# [EXERCISE]
Return each line of the listing below, unchanged, and omit the images.

Start of RECORD LIST

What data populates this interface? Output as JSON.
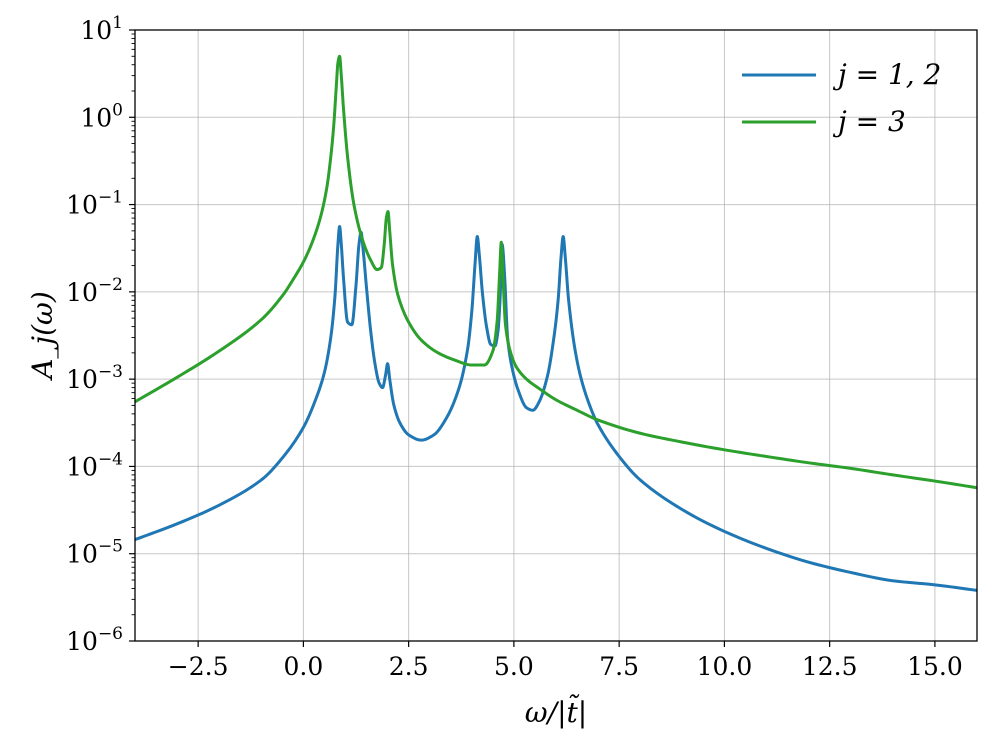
{
  "chart_data": {
    "type": "line",
    "title": "",
    "xlabel": "ω/|t̃|",
    "ylabel": "A_j(ω)",
    "xlim": [
      -4.0,
      16.0
    ],
    "ylim": [
      1e-06,
      10
    ],
    "yscale": "log",
    "grid": true,
    "legend_placement": "top-right",
    "x_ticks": [
      {
        "value": -2.5,
        "label": "−2.5"
      },
      {
        "value": 0.0,
        "label": "0.0"
      },
      {
        "value": 2.5,
        "label": "2.5"
      },
      {
        "value": 5.0,
        "label": "5.0"
      },
      {
        "value": 7.5,
        "label": "7.5"
      },
      {
        "value": 10.0,
        "label": "10.0"
      },
      {
        "value": 12.5,
        "label": "12.5"
      },
      {
        "value": 15.0,
        "label": "15.0"
      }
    ],
    "y_ticks": [
      {
        "value": 1e-06,
        "base": "10",
        "exp": "−6"
      },
      {
        "value": 1e-05,
        "base": "10",
        "exp": "−5"
      },
      {
        "value": 0.0001,
        "base": "10",
        "exp": "−4"
      },
      {
        "value": 0.001,
        "base": "10",
        "exp": "−3"
      },
      {
        "value": 0.01,
        "base": "10",
        "exp": "−2"
      },
      {
        "value": 0.1,
        "base": "10",
        "exp": "−1"
      },
      {
        "value": 1,
        "base": "10",
        "exp": "0"
      },
      {
        "value": 10,
        "base": "10",
        "exp": "1"
      }
    ],
    "series": [
      {
        "name": "j = 1, 2",
        "color": "#1f77b4",
        "x": [
          -4.0,
          -3.0,
          -2.0,
          -1.0,
          -0.5,
          0.0,
          0.3,
          0.5,
          0.65,
          0.75,
          0.82,
          0.86,
          0.9,
          0.95,
          1.05,
          1.15,
          1.25,
          1.32,
          1.37,
          1.42,
          1.5,
          1.6,
          1.7,
          1.8,
          1.88,
          1.95,
          2.0,
          2.05,
          2.15,
          2.3,
          2.5,
          2.8,
          3.1,
          3.4,
          3.7,
          3.9,
          4.0,
          4.08,
          4.13,
          4.18,
          4.25,
          4.35,
          4.45,
          4.55,
          4.62,
          4.67,
          4.72,
          4.78,
          4.85,
          4.95,
          5.1,
          5.3,
          5.45,
          5.6,
          5.8,
          5.95,
          6.05,
          6.12,
          6.17,
          6.22,
          6.3,
          6.45,
          6.6,
          6.8,
          7.0,
          7.5,
          8.0,
          9.0,
          10.0,
          11.0,
          12.0,
          13.0,
          14.0,
          15.0,
          16.0
        ],
        "y": [
          1.45e-05,
          2.2e-05,
          3.6e-05,
          7e-05,
          0.000125,
          0.00028,
          0.0006,
          0.0012,
          0.003,
          0.009,
          0.035,
          0.056,
          0.035,
          0.015,
          0.0045,
          0.0042,
          0.012,
          0.035,
          0.048,
          0.03,
          0.011,
          0.0035,
          0.0015,
          0.0009,
          0.0008,
          0.0011,
          0.0015,
          0.001,
          0.0005,
          0.00031,
          0.00023,
          0.0002,
          0.00023,
          0.00036,
          0.0008,
          0.0022,
          0.006,
          0.022,
          0.043,
          0.026,
          0.01,
          0.004,
          0.0025,
          0.0024,
          0.0035,
          0.008,
          0.035,
          0.015,
          0.003,
          0.0014,
          0.00075,
          0.00047,
          0.00044,
          0.00055,
          0.0011,
          0.003,
          0.008,
          0.025,
          0.043,
          0.025,
          0.008,
          0.0022,
          0.001,
          0.0005,
          0.0003,
          0.00013,
          7e-05,
          3.2e-05,
          1.8e-05,
          1.15e-05,
          8e-06,
          6.1e-06,
          4.9e-06,
          4.4e-06,
          3.8e-06
        ]
      },
      {
        "name": "j = 3",
        "color": "#2ca02c",
        "x": [
          -4.0,
          -3.0,
          -2.0,
          -1.0,
          -0.5,
          -0.2,
          0.0,
          0.2,
          0.4,
          0.55,
          0.65,
          0.72,
          0.78,
          0.82,
          0.86,
          0.9,
          0.95,
          1.05,
          1.2,
          1.4,
          1.6,
          1.75,
          1.85,
          1.92,
          1.97,
          2.01,
          2.05,
          2.12,
          2.25,
          2.5,
          2.8,
          3.2,
          3.6,
          4.0,
          4.3,
          4.5,
          4.6,
          4.66,
          4.7,
          4.74,
          4.8,
          4.9,
          5.05,
          5.3,
          5.6,
          6.0,
          6.5,
          7.0,
          8.0,
          9.0,
          10.0,
          11.0,
          12.0,
          13.0,
          14.0,
          15.0,
          16.0
        ],
        "y": [
          0.00055,
          0.00105,
          0.0021,
          0.0048,
          0.009,
          0.015,
          0.022,
          0.036,
          0.07,
          0.15,
          0.35,
          0.8,
          2.2,
          4.2,
          5.0,
          3.0,
          1.3,
          0.35,
          0.1,
          0.04,
          0.023,
          0.018,
          0.019,
          0.035,
          0.07,
          0.083,
          0.05,
          0.02,
          0.009,
          0.0045,
          0.0028,
          0.002,
          0.00165,
          0.00145,
          0.00145,
          0.0021,
          0.0045,
          0.016,
          0.037,
          0.015,
          0.0042,
          0.0022,
          0.0014,
          0.001,
          0.00078,
          0.00058,
          0.00044,
          0.00034,
          0.00024,
          0.00019,
          0.000155,
          0.00013,
          0.00011,
          9.5e-05,
          8e-05,
          6.8e-05,
          5.7e-05
        ]
      }
    ]
  }
}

End of RECORD LIST

# [FINAL ANSWER]
What data populates this interface? Output as JSON.
{
  "chart_data": {
    "type": "line",
    "title": "",
    "xlabel": "ω/|t̃|",
    "ylabel": "A_j(ω)",
    "xlim": [
      -4.0,
      16.0
    ],
    "ylim": [
      1e-06,
      10
    ],
    "yscale": "log",
    "grid": true,
    "legend_placement": "top-right",
    "x_ticks": [
      {
        "value": -2.5,
        "label": "−2.5"
      },
      {
        "value": 0.0,
        "label": "0.0"
      },
      {
        "value": 2.5,
        "label": "2.5"
      },
      {
        "value": 5.0,
        "label": "5.0"
      },
      {
        "value": 7.5,
        "label": "7.5"
      },
      {
        "value": 10.0,
        "label": "10.0"
      },
      {
        "value": 12.5,
        "label": "12.5"
      },
      {
        "value": 15.0,
        "label": "15.0"
      }
    ],
    "y_ticks": [
      {
        "value": 1e-06,
        "base": "10",
        "exp": "−6"
      },
      {
        "value": 1e-05,
        "base": "10",
        "exp": "−5"
      },
      {
        "value": 0.0001,
        "base": "10",
        "exp": "−4"
      },
      {
        "value": 0.001,
        "base": "10",
        "exp": "−3"
      },
      {
        "value": 0.01,
        "base": "10",
        "exp": "−2"
      },
      {
        "value": 0.1,
        "base": "10",
        "exp": "−1"
      },
      {
        "value": 1,
        "base": "10",
        "exp": "0"
      },
      {
        "value": 10,
        "base": "10",
        "exp": "1"
      }
    ],
    "series": [
      {
        "name": "j = 1, 2",
        "color": "#1f77b4",
        "x": [
          -4.0,
          -3.0,
          -2.0,
          -1.0,
          -0.5,
          0.0,
          0.3,
          0.5,
          0.65,
          0.75,
          0.82,
          0.86,
          0.9,
          0.95,
          1.05,
          1.15,
          1.25,
          1.32,
          1.37,
          1.42,
          1.5,
          1.6,
          1.7,
          1.8,
          1.88,
          1.95,
          2.0,
          2.05,
          2.15,
          2.3,
          2.5,
          2.8,
          3.1,
          3.4,
          3.7,
          3.9,
          4.0,
          4.08,
          4.13,
          4.18,
          4.25,
          4.35,
          4.45,
          4.55,
          4.62,
          4.67,
          4.72,
          4.78,
          4.85,
          4.95,
          5.1,
          5.3,
          5.45,
          5.6,
          5.8,
          5.95,
          6.05,
          6.12,
          6.17,
          6.22,
          6.3,
          6.45,
          6.6,
          6.8,
          7.0,
          7.5,
          8.0,
          9.0,
          10.0,
          11.0,
          12.0,
          13.0,
          14.0,
          15.0,
          16.0
        ],
        "y": [
          1.45e-05,
          2.2e-05,
          3.6e-05,
          7e-05,
          0.000125,
          0.00028,
          0.0006,
          0.0012,
          0.003,
          0.009,
          0.035,
          0.056,
          0.035,
          0.015,
          0.0045,
          0.0042,
          0.012,
          0.035,
          0.048,
          0.03,
          0.011,
          0.0035,
          0.0015,
          0.0009,
          0.0008,
          0.0011,
          0.0015,
          0.001,
          0.0005,
          0.00031,
          0.00023,
          0.0002,
          0.00023,
          0.00036,
          0.0008,
          0.0022,
          0.006,
          0.022,
          0.043,
          0.026,
          0.01,
          0.004,
          0.0025,
          0.0024,
          0.0035,
          0.008,
          0.035,
          0.015,
          0.003,
          0.0014,
          0.00075,
          0.00047,
          0.00044,
          0.00055,
          0.0011,
          0.003,
          0.008,
          0.025,
          0.043,
          0.025,
          0.008,
          0.0022,
          0.001,
          0.0005,
          0.0003,
          0.00013,
          7e-05,
          3.2e-05,
          1.8e-05,
          1.15e-05,
          8e-06,
          6.1e-06,
          4.9e-06,
          4.4e-06,
          3.8e-06
        ]
      },
      {
        "name": "j = 3",
        "color": "#2ca02c",
        "x": [
          -4.0,
          -3.0,
          -2.0,
          -1.0,
          -0.5,
          -0.2,
          0.0,
          0.2,
          0.4,
          0.55,
          0.65,
          0.72,
          0.78,
          0.82,
          0.86,
          0.9,
          0.95,
          1.05,
          1.2,
          1.4,
          1.6,
          1.75,
          1.85,
          1.92,
          1.97,
          2.01,
          2.05,
          2.12,
          2.25,
          2.5,
          2.8,
          3.2,
          3.6,
          4.0,
          4.3,
          4.5,
          4.6,
          4.66,
          4.7,
          4.74,
          4.8,
          4.9,
          5.05,
          5.3,
          5.6,
          6.0,
          6.5,
          7.0,
          8.0,
          9.0,
          10.0,
          11.0,
          12.0,
          13.0,
          14.0,
          15.0,
          16.0
        ],
        "y": [
          0.00055,
          0.00105,
          0.0021,
          0.0048,
          0.009,
          0.015,
          0.022,
          0.036,
          0.07,
          0.15,
          0.35,
          0.8,
          2.2,
          4.2,
          5.0,
          3.0,
          1.3,
          0.35,
          0.1,
          0.04,
          0.023,
          0.018,
          0.019,
          0.035,
          0.07,
          0.083,
          0.05,
          0.02,
          0.009,
          0.0045,
          0.0028,
          0.002,
          0.00165,
          0.00145,
          0.00145,
          0.0021,
          0.0045,
          0.016,
          0.037,
          0.015,
          0.0042,
          0.0022,
          0.0014,
          0.001,
          0.00078,
          0.00058,
          0.00044,
          0.00034,
          0.00024,
          0.00019,
          0.000155,
          0.00013,
          0.00011,
          9.5e-05,
          8e-05,
          6.8e-05,
          5.7e-05
        ]
      }
    ]
  }
}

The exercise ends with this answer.